**Dataset rows**
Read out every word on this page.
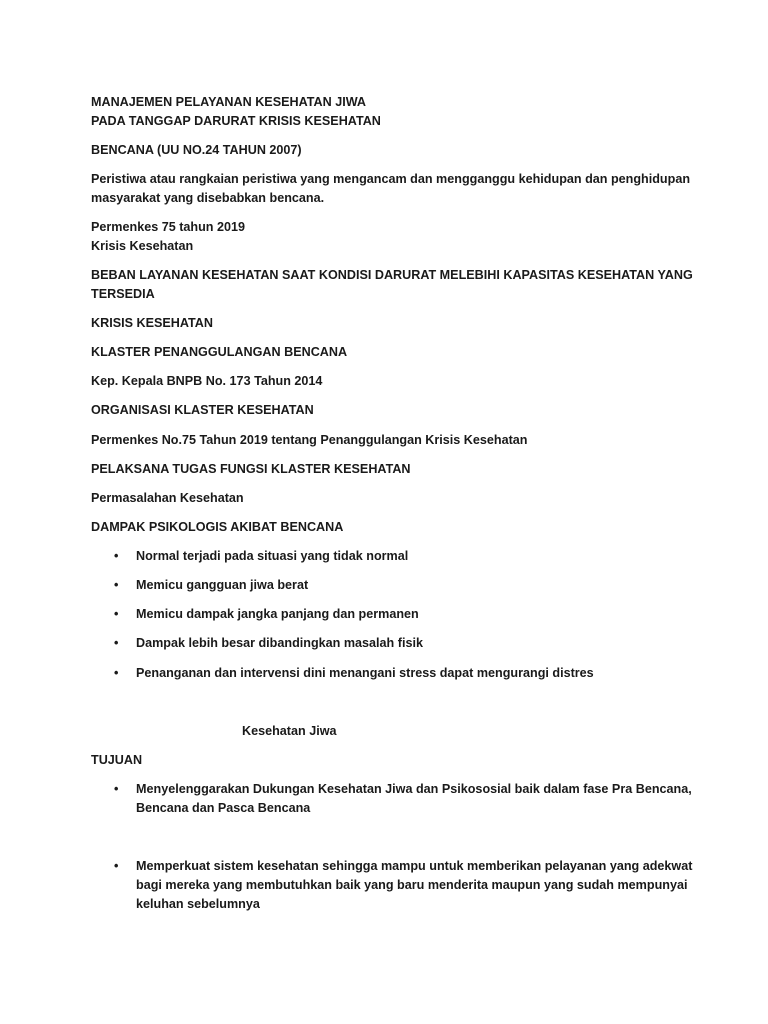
MANAJEMEN PELAYANAN KESEHATAN JIWA
PADA TANGGAP DARURAT KRISIS KESEHATAN
BENCANA (UU NO.24 TAHUN 2007)
Peristiwa atau rangkaian peristiwa yang mengancam dan mengganggu kehidupan dan penghidupan
masyarakat yang disebabkan bencana.
Permenkes 75 tahun 2019
Krisis Kesehatan
BEBAN LAYANAN KESEHATAN SAAT KONDISI DARURAT MELEBIHI KAPASITAS KESEHATAN YANG
TERSEDIA
KRISIS KESEHATAN
KLASTER PENANGGULANGAN BENCANA
Kep. Kepala BNPB No. 173 Tahun 2014
ORGANISASI KLASTER KESEHATAN
Permenkes No.75 Tahun 2019 tentang Penanggulangan Krisis Kesehatan
PELAKSANA TUGAS FUNGSI KLASTER KESEHATAN
Permasalahan Kesehatan
DAMPAK PSIKOLOGIS AKIBAT BENCANA
• Normal terjadi pada situasi yang tidak normal
• Memicu gangguan jiwa berat
• Memicu dampak jangka panjang dan permanen
• Dampak lebih besar dibandingkan masalah fisik
• Penanganan dan intervensi dini menangani stress dapat mengurangi distres
Kesehatan Jiwa
TUJUAN
• Menyelenggarakan Dukungan Kesehatan Jiwa dan Psikososial baik dalam fase Pra Bencana,
Bencana dan Pasca Bencana
• Memperkuat sistem kesehatan sehingga mampu untuk memberikan pelayanan yang adekwat
bagi mereka yang membutuhkan baik yang baru menderita maupun yang sudah mempunyai
keluhan sebelumnya
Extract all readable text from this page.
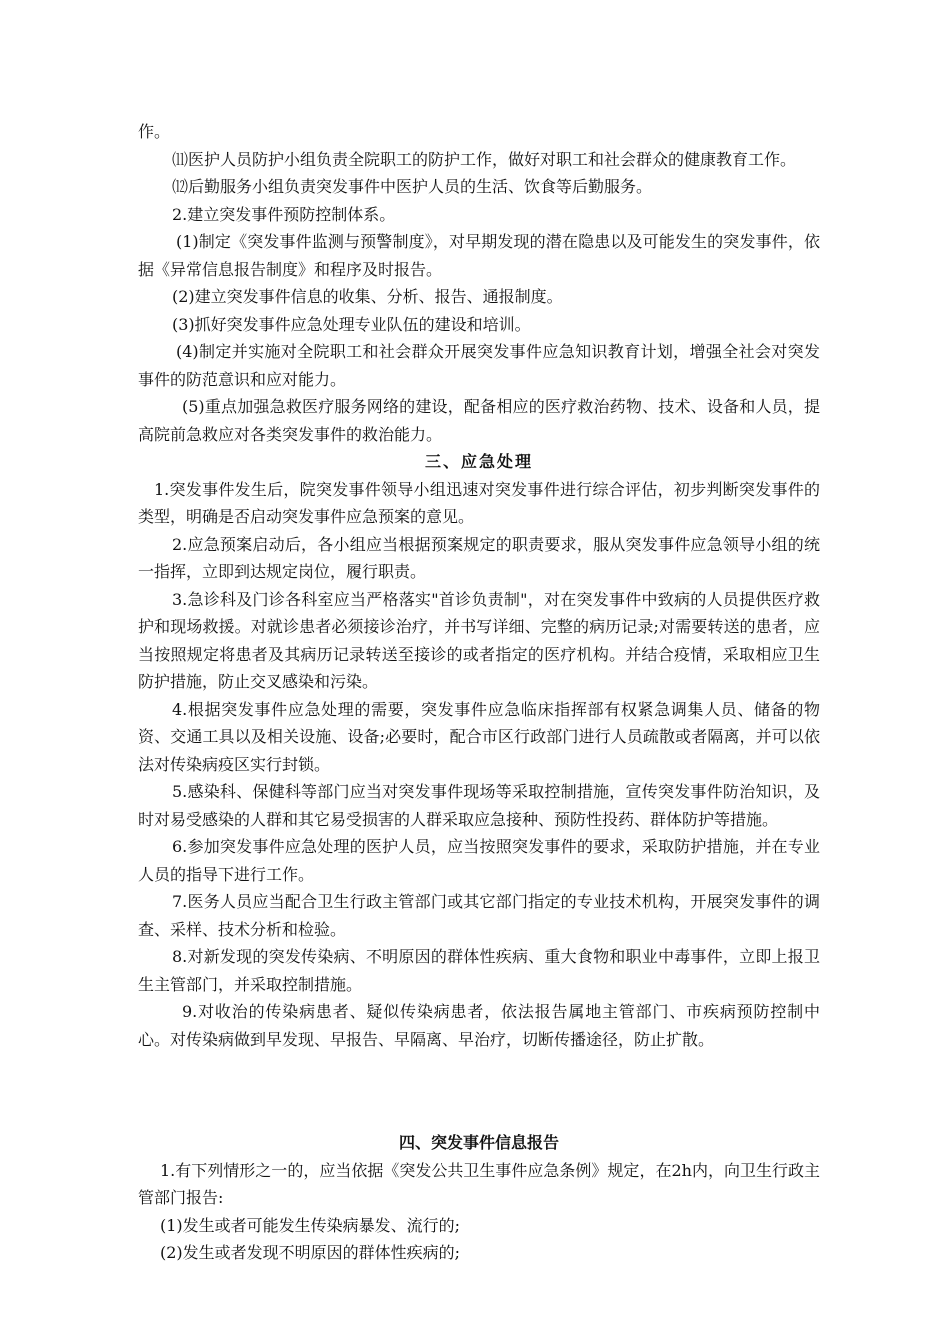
作。

⑾医护人员防护小组负责全院职工的防护工作，做好对职工和社会群众的健康教育工作。

⑿后勤服务小组负责突发事件中医护人员的生活、饮食等后勤服务。

2.建立突发事件预防控制体系。

(1)制定《突发事件监测与预警制度》，对早期发现的潜在隐患以及可能发生的突发事件，依据《异常信息报告制度》和程序及时报告。

(2)建立突发事件信息的收集、分析、报告、通报制度。

(3)抓好突发事件应急处理专业队伍的建设和培训。

(4)制定并实施对全院职工和社会群众开展突发事件应急知识教育计划，增强全社会对突发事件的防范意识和应对能力。

(5)重点加强急救医疗服务网络的建设，配备相应的医疗救治药物、技术、设备和人员，提高院前急救应对各类突发事件的救治能力。

三、应急处理

1.突发事件发生后，院突发事件领导小组迅速对突发事件进行综合评估，初步判断突发事件的类型，明确是否启动突发事件应急预案的意见。

2.应急预案启动后，各小组应当根据预案规定的职责要求，服从突发事件应急领导小组的统一指挥，立即到达规定岗位，履行职责。

3.急诊科及门诊各科室应当严格落实"首诊负责制"，对在突发事件中致病的人员提供医疗救护和现场救援。对就诊患者必须接诊治疗，并书写详细、完整的病历记录;对需要转送的患者，应当按照规定将患者及其病历记录转送至接诊的或者指定的医疗机构。并结合疫情，采取相应卫生防护措施，防止交叉感染和污染。

4.根据突发事件应急处理的需要，突发事件应急临床指挥部有权紧急调集人员、储备的物资、交通工具以及相关设施、设备;必要时，配合市区行政部门进行人员疏散或者隔离，并可以依法对传染病疫区实行封锁。

5.感染科、保健科等部门应当对突发事件现场等采取控制措施，宣传突发事件防治知识，及时对易受感染的人群和其它易受损害的人群采取应急接种、预防性投药、群体防护等措施。

6.参加突发事件应急处理的医护人员，应当按照突发事件的要求，采取防护措施，并在专业人员的指导下进行工作。

7.医务人员应当配合卫生行政主管部门或其它部门指定的专业技术机构，开展突发事件的调查、采样、技术分析和检验。

8.对新发现的突发传染病、不明原因的群体性疾病、重大食物和职业中毒事件，立即上报卫生主管部门，并采取控制措施。

9.对收治的传染病患者、疑似传染病患者，依法报告属地主管部门、市疾病预防控制中心。对传染病做到早发现、早报告、早隔离、早治疗，切断传播途径，防止扩散。

四、突发事件信息报告

1.有下列情形之一的，应当依据《突发公共卫生事件应急条例》规定，在2h内，向卫生行政主管部门报告:

(1)发生或者可能发生传染病暴发、流行的;

(2)发生或者发现不明原因的群体性疾病的;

**Set task**
From the listing above, pick out every line containing "baik".

**Response to this exercise**
• Menyelenggarakan Dukungan Kesehatan Jiwa dan Psikososial baik dalam fase Pra Bencana,
bagi mereka yang membutuhkan baik yang baru menderita maupun yang sudah mempunyai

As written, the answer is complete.